[WORK TO BE COMPLETED]: Show every line where "angle" occurs.

═══ PROVIDED INFORMATION ═══

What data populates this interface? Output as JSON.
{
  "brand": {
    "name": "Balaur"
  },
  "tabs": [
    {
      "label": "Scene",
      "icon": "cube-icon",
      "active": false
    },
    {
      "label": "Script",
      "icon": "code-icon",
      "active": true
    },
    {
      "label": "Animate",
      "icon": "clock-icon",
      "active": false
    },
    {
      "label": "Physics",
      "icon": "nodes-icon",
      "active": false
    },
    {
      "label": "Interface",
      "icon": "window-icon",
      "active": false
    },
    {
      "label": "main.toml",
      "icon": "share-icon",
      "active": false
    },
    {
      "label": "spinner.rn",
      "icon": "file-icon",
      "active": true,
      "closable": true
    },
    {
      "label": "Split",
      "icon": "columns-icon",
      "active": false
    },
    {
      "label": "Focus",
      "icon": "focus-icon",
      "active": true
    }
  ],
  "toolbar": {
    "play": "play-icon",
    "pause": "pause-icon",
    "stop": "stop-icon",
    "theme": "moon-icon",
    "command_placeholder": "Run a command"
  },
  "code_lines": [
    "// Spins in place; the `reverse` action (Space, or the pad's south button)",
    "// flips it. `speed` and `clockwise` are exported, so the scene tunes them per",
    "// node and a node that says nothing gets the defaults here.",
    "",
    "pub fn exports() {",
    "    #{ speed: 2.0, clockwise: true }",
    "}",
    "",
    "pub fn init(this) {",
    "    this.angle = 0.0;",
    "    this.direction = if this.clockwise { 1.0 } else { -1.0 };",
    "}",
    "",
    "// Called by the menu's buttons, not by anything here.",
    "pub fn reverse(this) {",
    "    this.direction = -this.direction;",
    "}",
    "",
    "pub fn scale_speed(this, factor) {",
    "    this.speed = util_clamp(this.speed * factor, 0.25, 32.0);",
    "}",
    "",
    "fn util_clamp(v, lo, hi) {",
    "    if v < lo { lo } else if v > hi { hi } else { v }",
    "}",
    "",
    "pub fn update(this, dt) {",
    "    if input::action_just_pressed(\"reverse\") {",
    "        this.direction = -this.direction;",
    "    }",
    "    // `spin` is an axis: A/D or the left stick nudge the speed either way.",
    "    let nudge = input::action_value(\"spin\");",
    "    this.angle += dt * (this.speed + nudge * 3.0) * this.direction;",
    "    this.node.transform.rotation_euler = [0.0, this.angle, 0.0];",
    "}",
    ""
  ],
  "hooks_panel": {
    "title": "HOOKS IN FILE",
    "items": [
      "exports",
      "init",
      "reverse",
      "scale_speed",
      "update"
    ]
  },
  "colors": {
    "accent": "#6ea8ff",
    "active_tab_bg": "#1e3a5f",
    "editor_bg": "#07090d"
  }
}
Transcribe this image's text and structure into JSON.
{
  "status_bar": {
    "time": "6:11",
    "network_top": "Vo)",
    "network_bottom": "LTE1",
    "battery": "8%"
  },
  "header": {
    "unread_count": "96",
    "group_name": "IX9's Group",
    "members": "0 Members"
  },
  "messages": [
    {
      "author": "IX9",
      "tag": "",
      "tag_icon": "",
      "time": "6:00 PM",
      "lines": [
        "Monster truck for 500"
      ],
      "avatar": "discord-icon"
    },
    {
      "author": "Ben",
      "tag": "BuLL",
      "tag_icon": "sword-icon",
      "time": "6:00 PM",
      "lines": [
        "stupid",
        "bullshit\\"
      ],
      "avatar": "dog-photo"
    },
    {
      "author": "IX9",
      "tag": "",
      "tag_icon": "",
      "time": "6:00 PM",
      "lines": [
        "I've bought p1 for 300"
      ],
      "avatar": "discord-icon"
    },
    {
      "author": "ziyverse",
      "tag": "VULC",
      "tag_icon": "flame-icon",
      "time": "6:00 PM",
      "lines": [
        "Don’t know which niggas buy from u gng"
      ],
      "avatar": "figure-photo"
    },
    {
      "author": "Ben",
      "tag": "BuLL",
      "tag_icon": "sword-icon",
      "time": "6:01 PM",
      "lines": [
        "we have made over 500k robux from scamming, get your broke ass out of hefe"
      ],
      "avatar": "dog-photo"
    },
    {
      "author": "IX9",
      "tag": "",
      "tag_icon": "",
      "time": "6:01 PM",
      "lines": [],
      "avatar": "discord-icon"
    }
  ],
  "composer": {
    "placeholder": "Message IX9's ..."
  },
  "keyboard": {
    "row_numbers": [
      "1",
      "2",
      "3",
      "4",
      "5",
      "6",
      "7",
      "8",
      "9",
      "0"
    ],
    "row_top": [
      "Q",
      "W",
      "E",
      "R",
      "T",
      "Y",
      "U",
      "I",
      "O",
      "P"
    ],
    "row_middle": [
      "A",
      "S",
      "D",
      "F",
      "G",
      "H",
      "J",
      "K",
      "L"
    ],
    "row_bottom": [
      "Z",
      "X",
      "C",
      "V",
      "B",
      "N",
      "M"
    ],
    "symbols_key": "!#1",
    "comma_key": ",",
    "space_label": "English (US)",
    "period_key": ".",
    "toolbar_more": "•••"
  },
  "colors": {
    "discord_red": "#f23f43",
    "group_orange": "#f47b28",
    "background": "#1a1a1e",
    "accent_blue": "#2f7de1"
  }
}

═══

[EXERCISE SOLUTION]:
    "    this.angle = 0.0;",
    "    this.angle += dt * (this.speed + nudge * 3.0) * this.direction;",
    "    this.node.transform.rotation_euler = [0.0, this.angle, 0.0];",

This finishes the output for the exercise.